===== Extracted records =====

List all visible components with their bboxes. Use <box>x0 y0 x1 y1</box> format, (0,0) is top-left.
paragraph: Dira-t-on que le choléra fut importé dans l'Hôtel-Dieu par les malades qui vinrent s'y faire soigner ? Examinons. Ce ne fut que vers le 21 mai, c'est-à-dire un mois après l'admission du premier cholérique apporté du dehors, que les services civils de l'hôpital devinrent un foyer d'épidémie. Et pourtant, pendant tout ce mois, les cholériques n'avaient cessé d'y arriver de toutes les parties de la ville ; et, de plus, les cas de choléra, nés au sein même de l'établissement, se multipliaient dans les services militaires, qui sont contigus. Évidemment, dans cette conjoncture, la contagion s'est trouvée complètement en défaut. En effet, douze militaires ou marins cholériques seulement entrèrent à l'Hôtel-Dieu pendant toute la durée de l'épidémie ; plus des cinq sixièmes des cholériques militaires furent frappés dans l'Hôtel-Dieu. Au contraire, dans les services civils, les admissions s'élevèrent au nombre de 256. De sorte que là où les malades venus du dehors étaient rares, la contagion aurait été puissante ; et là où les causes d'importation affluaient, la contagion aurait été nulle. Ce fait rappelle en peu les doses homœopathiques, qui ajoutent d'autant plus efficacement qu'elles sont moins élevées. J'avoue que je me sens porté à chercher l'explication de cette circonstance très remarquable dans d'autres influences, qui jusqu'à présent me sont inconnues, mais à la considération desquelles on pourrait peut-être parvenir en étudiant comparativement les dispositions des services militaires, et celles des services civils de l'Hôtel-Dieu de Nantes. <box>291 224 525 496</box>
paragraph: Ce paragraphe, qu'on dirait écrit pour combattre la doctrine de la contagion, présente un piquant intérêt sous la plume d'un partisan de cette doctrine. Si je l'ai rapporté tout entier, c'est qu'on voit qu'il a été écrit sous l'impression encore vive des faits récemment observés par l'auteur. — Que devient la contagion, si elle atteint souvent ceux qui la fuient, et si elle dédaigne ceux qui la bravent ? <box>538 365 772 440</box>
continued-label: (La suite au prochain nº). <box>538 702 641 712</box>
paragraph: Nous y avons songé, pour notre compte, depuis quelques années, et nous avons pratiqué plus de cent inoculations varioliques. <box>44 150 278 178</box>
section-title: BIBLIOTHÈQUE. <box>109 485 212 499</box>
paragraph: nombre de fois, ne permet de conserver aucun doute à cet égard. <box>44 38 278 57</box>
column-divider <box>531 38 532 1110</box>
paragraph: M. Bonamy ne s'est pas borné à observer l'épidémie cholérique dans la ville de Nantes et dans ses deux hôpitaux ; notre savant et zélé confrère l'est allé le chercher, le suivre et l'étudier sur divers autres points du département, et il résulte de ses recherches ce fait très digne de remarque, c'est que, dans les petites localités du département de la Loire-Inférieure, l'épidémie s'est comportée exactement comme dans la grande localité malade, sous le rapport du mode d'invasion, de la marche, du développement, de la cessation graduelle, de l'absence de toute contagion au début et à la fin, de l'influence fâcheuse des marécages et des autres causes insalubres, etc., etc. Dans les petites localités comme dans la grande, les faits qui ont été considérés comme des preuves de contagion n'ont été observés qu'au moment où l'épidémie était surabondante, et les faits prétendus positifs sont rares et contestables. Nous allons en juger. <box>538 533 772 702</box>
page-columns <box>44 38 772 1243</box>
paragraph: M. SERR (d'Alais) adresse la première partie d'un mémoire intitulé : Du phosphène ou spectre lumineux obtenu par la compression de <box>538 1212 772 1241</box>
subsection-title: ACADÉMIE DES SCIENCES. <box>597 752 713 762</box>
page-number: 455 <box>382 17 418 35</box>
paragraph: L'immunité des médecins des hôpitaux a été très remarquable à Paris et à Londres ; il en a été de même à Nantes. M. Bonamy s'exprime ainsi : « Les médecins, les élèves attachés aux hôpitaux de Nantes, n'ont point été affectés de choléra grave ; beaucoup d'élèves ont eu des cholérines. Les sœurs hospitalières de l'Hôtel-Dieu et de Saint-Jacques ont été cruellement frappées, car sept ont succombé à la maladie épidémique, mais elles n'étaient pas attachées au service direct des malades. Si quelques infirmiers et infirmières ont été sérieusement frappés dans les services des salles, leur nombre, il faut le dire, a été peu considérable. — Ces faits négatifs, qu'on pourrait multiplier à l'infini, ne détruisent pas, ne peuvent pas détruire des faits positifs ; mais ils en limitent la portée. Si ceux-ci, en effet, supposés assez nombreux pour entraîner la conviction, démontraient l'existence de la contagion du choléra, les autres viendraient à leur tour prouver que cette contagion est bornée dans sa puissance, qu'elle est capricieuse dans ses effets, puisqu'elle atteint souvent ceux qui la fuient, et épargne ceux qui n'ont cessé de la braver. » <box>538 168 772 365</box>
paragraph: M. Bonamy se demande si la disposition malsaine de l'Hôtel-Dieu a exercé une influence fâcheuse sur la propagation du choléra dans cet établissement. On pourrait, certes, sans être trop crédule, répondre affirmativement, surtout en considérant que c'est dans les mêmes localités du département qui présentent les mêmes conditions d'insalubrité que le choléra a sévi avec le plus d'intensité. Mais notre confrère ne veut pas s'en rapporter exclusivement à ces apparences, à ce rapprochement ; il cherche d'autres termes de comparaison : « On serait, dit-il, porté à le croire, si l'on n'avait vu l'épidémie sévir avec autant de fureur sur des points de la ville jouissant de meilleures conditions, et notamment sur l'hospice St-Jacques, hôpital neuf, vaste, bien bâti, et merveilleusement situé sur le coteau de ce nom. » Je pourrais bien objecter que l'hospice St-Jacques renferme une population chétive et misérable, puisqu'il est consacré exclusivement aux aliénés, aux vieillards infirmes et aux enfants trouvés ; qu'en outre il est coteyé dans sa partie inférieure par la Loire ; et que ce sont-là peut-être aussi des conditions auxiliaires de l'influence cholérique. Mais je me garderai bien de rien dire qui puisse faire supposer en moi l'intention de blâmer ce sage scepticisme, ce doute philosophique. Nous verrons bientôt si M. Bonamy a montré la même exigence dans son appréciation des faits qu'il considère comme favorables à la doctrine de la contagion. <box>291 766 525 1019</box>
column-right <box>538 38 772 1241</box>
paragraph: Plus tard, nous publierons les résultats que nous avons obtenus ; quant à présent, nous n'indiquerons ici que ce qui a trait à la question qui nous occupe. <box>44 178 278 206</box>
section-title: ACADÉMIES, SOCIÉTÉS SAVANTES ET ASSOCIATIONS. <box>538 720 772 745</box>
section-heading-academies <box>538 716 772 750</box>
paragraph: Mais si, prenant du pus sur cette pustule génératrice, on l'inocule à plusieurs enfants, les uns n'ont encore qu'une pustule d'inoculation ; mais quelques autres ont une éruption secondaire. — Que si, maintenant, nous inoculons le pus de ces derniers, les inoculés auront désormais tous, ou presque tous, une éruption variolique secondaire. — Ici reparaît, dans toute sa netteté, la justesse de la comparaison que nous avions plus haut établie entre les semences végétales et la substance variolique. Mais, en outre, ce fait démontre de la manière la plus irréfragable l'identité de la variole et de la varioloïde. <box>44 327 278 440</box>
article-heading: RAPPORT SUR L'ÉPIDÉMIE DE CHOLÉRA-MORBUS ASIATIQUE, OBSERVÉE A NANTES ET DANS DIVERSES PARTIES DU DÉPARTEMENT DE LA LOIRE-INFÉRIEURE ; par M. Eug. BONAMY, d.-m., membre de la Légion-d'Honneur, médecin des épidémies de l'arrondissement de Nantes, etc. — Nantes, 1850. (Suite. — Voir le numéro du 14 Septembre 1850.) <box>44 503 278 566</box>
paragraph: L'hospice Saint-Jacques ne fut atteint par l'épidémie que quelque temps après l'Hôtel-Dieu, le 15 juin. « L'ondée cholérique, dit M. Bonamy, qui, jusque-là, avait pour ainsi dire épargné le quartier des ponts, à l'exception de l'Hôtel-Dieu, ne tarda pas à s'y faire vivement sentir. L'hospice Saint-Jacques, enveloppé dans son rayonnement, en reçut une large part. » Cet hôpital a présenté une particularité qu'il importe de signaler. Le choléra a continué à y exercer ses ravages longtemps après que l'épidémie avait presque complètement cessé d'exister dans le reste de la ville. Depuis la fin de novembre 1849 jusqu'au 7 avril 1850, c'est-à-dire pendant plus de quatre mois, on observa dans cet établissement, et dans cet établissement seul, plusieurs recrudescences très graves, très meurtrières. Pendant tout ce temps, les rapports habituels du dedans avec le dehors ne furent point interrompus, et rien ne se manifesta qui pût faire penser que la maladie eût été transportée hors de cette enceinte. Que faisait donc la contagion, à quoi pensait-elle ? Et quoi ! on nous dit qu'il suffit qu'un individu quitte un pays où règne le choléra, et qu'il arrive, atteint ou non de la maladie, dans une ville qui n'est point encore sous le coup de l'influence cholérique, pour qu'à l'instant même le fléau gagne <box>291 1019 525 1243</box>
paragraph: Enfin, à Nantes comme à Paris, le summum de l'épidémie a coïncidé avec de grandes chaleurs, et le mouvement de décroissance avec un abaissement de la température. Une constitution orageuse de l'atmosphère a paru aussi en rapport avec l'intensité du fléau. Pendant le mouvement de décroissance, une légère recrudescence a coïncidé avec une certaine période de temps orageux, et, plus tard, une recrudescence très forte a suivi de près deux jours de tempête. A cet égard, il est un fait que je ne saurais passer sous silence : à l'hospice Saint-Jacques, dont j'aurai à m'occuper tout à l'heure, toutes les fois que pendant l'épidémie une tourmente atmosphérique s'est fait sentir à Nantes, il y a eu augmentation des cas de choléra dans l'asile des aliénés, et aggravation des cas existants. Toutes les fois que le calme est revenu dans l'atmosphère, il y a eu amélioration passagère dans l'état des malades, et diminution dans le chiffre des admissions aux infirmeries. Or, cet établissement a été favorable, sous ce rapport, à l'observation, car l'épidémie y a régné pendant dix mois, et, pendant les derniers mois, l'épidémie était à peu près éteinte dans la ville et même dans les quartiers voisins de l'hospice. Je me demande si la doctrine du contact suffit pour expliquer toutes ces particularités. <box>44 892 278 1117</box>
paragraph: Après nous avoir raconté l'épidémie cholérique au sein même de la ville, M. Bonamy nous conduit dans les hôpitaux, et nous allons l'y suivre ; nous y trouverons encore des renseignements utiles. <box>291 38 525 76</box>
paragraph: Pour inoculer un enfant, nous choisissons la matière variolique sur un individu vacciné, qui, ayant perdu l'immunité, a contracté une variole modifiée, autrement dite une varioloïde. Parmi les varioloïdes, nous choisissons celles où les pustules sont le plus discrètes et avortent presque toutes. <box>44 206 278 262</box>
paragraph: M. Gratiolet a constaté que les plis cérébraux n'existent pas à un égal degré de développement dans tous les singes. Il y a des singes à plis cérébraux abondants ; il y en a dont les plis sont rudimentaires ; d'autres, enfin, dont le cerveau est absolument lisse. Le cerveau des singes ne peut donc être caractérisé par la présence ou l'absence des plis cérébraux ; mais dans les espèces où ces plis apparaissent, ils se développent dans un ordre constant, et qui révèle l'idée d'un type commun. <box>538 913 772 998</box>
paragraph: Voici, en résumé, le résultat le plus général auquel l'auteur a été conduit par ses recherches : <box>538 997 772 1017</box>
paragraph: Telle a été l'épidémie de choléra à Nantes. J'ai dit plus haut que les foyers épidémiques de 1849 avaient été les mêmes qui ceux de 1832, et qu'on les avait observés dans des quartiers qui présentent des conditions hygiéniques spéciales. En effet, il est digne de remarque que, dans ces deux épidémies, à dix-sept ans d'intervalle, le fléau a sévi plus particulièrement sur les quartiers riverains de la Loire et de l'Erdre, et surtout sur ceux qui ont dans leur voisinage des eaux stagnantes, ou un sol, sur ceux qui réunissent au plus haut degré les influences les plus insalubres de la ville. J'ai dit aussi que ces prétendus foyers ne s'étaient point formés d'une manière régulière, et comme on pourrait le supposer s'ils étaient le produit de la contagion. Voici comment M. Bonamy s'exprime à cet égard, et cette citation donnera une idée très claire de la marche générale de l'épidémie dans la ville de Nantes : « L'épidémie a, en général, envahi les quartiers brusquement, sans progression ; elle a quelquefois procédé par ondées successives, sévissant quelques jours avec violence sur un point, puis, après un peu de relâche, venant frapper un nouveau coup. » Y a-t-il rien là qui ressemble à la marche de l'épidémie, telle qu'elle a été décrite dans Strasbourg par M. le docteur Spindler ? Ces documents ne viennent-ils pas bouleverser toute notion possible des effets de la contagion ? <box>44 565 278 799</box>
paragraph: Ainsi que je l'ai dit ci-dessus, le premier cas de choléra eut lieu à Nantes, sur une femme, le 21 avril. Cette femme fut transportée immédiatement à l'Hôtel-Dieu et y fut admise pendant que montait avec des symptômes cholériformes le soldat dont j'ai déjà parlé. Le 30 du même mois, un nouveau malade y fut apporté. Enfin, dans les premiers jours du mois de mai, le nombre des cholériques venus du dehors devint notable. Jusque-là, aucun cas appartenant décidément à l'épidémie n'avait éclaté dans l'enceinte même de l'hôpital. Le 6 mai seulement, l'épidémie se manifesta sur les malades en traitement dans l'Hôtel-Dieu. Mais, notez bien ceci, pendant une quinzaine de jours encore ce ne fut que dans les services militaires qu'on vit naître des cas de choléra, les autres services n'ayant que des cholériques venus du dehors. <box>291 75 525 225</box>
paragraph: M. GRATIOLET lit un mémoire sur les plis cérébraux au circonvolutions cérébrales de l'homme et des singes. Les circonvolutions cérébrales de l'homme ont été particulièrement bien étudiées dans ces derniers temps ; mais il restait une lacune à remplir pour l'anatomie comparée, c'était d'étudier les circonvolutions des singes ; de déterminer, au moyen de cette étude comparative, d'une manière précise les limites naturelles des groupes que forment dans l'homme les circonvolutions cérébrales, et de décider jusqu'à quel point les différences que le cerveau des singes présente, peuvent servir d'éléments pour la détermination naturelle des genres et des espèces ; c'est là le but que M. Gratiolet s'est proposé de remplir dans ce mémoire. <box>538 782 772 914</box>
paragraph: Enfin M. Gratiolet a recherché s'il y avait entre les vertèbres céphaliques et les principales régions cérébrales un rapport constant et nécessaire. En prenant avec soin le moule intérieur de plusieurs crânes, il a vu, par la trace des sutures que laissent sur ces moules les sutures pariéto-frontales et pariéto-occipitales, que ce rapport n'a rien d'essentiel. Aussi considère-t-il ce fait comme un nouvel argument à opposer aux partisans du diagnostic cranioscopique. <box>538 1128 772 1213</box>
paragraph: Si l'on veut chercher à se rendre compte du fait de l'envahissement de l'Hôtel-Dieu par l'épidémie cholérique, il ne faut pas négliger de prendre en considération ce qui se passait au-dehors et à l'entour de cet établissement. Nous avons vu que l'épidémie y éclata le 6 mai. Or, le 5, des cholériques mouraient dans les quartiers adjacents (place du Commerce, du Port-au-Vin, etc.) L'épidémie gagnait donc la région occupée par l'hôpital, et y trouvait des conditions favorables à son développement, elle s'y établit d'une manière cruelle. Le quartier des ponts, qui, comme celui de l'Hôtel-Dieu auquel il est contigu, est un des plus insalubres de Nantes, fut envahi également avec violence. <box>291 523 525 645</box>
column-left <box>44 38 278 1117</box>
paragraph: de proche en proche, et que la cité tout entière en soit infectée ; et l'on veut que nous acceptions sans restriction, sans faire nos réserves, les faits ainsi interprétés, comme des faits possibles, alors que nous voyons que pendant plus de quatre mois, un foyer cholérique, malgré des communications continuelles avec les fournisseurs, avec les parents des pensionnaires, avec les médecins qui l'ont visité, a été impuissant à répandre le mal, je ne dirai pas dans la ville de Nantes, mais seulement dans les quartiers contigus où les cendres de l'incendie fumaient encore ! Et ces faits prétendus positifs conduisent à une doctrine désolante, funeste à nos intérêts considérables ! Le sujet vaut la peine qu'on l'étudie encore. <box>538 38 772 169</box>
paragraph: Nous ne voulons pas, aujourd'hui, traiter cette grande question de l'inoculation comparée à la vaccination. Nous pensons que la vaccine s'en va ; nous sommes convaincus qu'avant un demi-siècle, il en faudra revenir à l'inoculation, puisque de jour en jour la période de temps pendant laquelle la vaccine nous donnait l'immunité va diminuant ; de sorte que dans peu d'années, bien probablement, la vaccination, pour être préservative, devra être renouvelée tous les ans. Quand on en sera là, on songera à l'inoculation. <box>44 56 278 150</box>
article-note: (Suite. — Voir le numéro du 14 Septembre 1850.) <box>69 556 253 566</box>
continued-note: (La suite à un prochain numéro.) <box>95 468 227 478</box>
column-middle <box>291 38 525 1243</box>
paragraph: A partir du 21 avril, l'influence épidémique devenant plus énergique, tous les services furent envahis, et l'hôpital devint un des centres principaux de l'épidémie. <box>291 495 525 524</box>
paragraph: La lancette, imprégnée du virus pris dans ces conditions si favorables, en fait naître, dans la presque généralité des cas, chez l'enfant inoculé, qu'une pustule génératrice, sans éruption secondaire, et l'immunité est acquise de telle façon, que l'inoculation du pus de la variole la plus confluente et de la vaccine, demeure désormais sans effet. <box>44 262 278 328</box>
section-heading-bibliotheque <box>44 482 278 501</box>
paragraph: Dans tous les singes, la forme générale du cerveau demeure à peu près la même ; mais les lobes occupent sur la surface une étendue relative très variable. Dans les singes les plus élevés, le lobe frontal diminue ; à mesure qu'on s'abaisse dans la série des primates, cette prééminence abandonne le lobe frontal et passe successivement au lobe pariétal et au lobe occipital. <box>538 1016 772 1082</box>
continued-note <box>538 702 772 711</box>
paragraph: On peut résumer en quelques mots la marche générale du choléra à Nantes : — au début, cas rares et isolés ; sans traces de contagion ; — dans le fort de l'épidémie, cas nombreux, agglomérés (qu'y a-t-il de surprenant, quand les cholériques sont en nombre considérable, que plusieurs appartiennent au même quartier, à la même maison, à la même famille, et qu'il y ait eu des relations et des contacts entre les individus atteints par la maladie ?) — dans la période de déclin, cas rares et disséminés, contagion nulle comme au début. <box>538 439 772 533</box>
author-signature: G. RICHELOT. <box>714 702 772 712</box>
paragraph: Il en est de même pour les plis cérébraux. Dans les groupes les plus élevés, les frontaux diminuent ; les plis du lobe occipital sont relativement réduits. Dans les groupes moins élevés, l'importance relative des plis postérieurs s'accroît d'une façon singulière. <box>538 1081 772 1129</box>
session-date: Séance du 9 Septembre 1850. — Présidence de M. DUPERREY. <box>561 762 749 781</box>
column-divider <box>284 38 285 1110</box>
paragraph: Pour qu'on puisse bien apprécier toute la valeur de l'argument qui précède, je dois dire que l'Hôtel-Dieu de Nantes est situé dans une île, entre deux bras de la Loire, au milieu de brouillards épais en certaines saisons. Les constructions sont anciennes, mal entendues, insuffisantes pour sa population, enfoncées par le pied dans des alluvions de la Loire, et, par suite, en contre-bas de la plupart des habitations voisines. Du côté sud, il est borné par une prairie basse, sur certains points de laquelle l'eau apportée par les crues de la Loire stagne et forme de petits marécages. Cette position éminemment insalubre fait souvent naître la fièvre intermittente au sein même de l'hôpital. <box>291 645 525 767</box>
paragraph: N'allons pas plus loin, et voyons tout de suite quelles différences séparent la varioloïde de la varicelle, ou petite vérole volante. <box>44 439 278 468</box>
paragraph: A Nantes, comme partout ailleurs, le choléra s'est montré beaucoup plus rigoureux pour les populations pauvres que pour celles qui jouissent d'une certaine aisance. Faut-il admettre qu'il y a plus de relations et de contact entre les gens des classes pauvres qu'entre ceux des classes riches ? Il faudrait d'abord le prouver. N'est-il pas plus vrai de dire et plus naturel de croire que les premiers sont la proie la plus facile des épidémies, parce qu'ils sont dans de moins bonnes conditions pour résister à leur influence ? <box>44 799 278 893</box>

=====

How many of the lines in the records include the word "left"? Only the number should be given.

=== Written answer ===
2